MATERIALS PROVIDED:

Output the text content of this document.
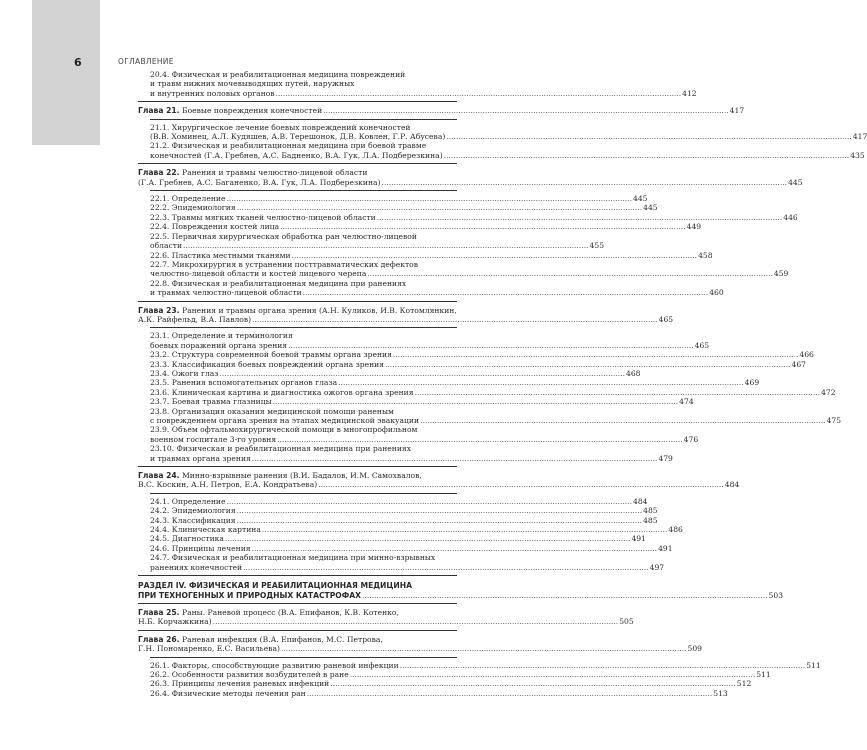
6	ОГЛАВЛЕНИЕ
20.4. Физическая и реабилитационная медицина повреждений
и травм нижних мочевыводящих путей, наружных
и внутренних половых органов .....	412
Глава 21. Боевые повреждения конечностей .....	417
21.1. Хирургическое лечение боевых повреждений конечностей
(В.В. Хоминец, А.Л. Кудяшев, А.В. Терешонок, Д.В. Ковлен, Г.Р. Абусева) .....	417
21.2. Физическая и реабилитационная медицина при боевой травме
конечностей (Г.А. Гребнев, А.С. Бадненко, В.А. Гук, Л.А. Подберезкина) .....	435
Глава 22. Ранения и травмы челюстно-лицевой области
(Г.А. Гребнев, А.С. Баганенко, В.А. Гук, Л.А. Подберезкина) .....	445
22.1. Определение .....	445
22.2. Эпидемиология .....	445
22.3. Травмы мягких тканей челюстно-лицевой области .....	446
22.4. Повреждения костей лица .....	449
22.5. Первичная хирургическая обработка ран челюстно-лицевой
области .....	455
22.6. Пластика местными тканями .....	458
22.7. Микрохирургия в устранении посттравматических дефектов
челюстно-лицевой области и костей лицевого черепа .....	459
22.8. Физическая и реабилитационная медицина при ранениях
и травмах челюстно-лицевой области .....	460
Глава 23. Ранения и травмы органа зрения (А.Н. Куликов, И.В. Котомлянкин,
А.К. Райфельд, В.А. Павлов) .....	465
23.1. Определение и терминология
боевых поражений органа зрения .....	465
23.2. Структура современной боевой травмы органа зрения .....	466
23.3. Классификация боевых повреждений органа зрения .....	467
23.4. Ожоги глаз .....	468
23.5. Ранения вспомогательных органов глаза .....	469
23.6. Клиническая картина и диагностика ожогов органа зрения .....	472
23.7. Боевая травма глазницы .....	474
23.8. Организация оказания медицинской помощи раненым
с повреждением органа зрения на этапах медицинской эвакуации .....	475
23.9. Объем офтальмохирургической помощи в многопрофильном
военном госпитале 3-го уровня .....	476
23.10. Физическая и реабилитационная медицина при ранениях
и травмах органа зрения .....	479
Глава 24. Минно-взрывные ранения (В.И. Бадалов, И.М. Самохвалов,
В.С. Коскин, А.Н. Петров, Е.А. Кондратьева) .....	484
24.1. Определение .....	484
24.2. Эпидемиология .....	485
24.3. Классификация .....	485
24.4. Клиническая картина .....	486
24.5. Диагностика .....	491
24.6. Принципы лечения .....	491
24.7. Физическая и реабилитационная медицина при минно-взрывных
ранениях конечностей .....	497
РАЗДЕЛ IV. ФИЗИЧЕСКАЯ И РЕАБИЛИТАЦИОННАЯ МЕДИЦИНА
ПРИ ТЕХНОГЕННЫХ И ПРИРОДНЫХ КАТАСТРОФАХ .....	503
Глава 25. Раны. Раневой процесс (В.А. Епифанов, К.В. Котенко,
Н.Б. Корчажкина) .....	505
Глава 26. Раневая инфекция (В.А. Епифанов, М.С. Петрова,
Г.Н. Пономаренко, Е.С. Васильева) .....	509
26.1. Факторы, способствующие развитию раневой инфекции .....	511
26.2. Особенности развития возбудителей в ране .....	511
26.3. Принципы лечения раневых инфекций .....	512
26.4. Физические методы лечения ран .....	513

AIM OF THE TASK: Find the word "Епифанов" in the data and copy out each line where it turns up.

COMPLETED EXERCISE:
Глава 25. Раны. Раневой процесс (В.А. Епифанов, К.В. Котенко,
Глава 26. Раневая инфекция (В.А. Епифанов, М.С. Петрова,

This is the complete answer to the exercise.